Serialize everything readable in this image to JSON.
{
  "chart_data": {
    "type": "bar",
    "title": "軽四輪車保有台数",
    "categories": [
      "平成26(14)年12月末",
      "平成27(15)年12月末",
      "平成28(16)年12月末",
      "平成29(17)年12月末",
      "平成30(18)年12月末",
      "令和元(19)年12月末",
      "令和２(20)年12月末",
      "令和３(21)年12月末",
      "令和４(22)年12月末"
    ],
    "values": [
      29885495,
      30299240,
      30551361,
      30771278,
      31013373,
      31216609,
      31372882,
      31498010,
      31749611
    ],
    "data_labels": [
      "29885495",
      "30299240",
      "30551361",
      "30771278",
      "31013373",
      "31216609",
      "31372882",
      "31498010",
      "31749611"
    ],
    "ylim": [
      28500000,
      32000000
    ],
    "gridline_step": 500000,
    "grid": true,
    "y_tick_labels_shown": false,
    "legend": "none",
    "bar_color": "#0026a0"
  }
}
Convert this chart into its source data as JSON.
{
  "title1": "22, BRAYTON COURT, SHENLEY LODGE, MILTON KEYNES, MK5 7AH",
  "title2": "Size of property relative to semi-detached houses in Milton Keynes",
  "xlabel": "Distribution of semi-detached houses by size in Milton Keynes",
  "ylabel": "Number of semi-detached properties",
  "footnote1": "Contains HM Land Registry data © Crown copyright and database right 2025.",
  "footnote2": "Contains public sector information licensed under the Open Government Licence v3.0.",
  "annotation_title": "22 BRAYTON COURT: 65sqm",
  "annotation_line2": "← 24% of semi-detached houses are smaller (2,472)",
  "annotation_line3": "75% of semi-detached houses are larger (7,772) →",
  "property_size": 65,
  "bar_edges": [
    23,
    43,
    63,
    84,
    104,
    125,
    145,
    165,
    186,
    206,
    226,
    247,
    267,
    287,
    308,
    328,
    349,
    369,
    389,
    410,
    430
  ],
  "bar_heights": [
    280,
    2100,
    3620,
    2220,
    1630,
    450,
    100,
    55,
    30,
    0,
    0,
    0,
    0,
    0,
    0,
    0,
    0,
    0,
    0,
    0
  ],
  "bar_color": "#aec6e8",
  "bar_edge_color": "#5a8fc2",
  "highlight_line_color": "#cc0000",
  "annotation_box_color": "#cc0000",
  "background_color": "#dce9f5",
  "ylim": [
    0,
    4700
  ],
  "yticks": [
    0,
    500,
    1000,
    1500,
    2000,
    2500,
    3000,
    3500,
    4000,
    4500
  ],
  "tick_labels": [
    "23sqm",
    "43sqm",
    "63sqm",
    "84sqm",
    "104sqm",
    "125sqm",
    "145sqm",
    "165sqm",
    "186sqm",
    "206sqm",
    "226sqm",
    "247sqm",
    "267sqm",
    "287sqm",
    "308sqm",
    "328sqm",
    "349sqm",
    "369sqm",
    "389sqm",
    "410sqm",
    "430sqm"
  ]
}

#### SET EXERCISE:
Type out the material again exactly as presented.

#### WRITTEN RESPONSE:
Serialize everything readable in this image to JSON.
{
  "chart_data": {
    "type": "bar",
    "title": "軽四輪車保有台数",
    "categories": [
      "平成26(14)年12月末",
      "平成27(15)年12月末",
      "平成28(16)年12月末",
      "平成29(17)年12月末",
      "平成30(18)年12月末",
      "令和元(19)年12月末",
      "令和２(20)年12月末",
      "令和３(21)年12月末",
      "令和４(22)年12月末"
    ],
    "values": [
      29885495,
      30299240,
      30551361,
      30771278,
      31013373,
      31216609,
      31372882,
      31498010,
      31749611
    ],
    "data_labels": [
      "29885495",
      "30299240",
      "30551361",
      "30771278",
      "31013373",
      "31216609",
      "31372882",
      "31498010",
      "31749611"
    ],
    "ylim": [
      28500000,
      32000000
    ],
    "gridline_step": 500000,
    "grid": true,
    "y_tick_labels_shown": false,
    "legend": "none",
    "bar_color": "#0026a0"
  }
}
Convert this chart into its source data as JSON.
{
  "title1": "22, BRAYTON COURT, SHENLEY LODGE, MILTON KEYNES, MK5 7AH",
  "title2": "Size of property relative to semi-detached houses in Milton Keynes",
  "xlabel": "Distribution of semi-detached houses by size in Milton Keynes",
  "ylabel": "Number of semi-detached properties",
  "footnote1": "Contains HM Land Registry data © Crown copyright and database right 2025.",
  "footnote2": "Contains public sector information licensed under the Open Government Licence v3.0.",
  "annotation_title": "22 BRAYTON COURT: 65sqm",
  "annotation_line2": "← 24% of semi-detached houses are smaller (2,472)",
  "annotation_line3": "75% of semi-detached houses are larger (7,772) →",
  "property_size": 65,
  "bar_edges": [
    23,
    43,
    63,
    84,
    104,
    125,
    145,
    165,
    186,
    206,
    226,
    247,
    267,
    287,
    308,
    328,
    349,
    369,
    389,
    410,
    430
  ],
  "bar_heights": [
    280,
    2100,
    3620,
    2220,
    1630,
    450,
    100,
    55,
    30,
    0,
    0,
    0,
    0,
    0,
    0,
    0,
    0,
    0,
    0,
    0
  ],
  "bar_color": "#aec6e8",
  "bar_edge_color": "#5a8fc2",
  "highlight_line_color": "#cc0000",
  "annotation_box_color": "#cc0000",
  "background_color": "#dce9f5",
  "ylim": [
    0,
    4700
  ],
  "yticks": [
    0,
    500,
    1000,
    1500,
    2000,
    2500,
    3000,
    3500,
    4000,
    4500
  ],
  "tick_labels": [
    "23sqm",
    "43sqm",
    "63sqm",
    "84sqm",
    "104sqm",
    "125sqm",
    "145sqm",
    "165sqm",
    "186sqm",
    "206sqm",
    "226sqm",
    "247sqm",
    "267sqm",
    "287sqm",
    "308sqm",
    "328sqm",
    "349sqm",
    "369sqm",
    "389sqm",
    "410sqm",
    "430sqm"
  ]
}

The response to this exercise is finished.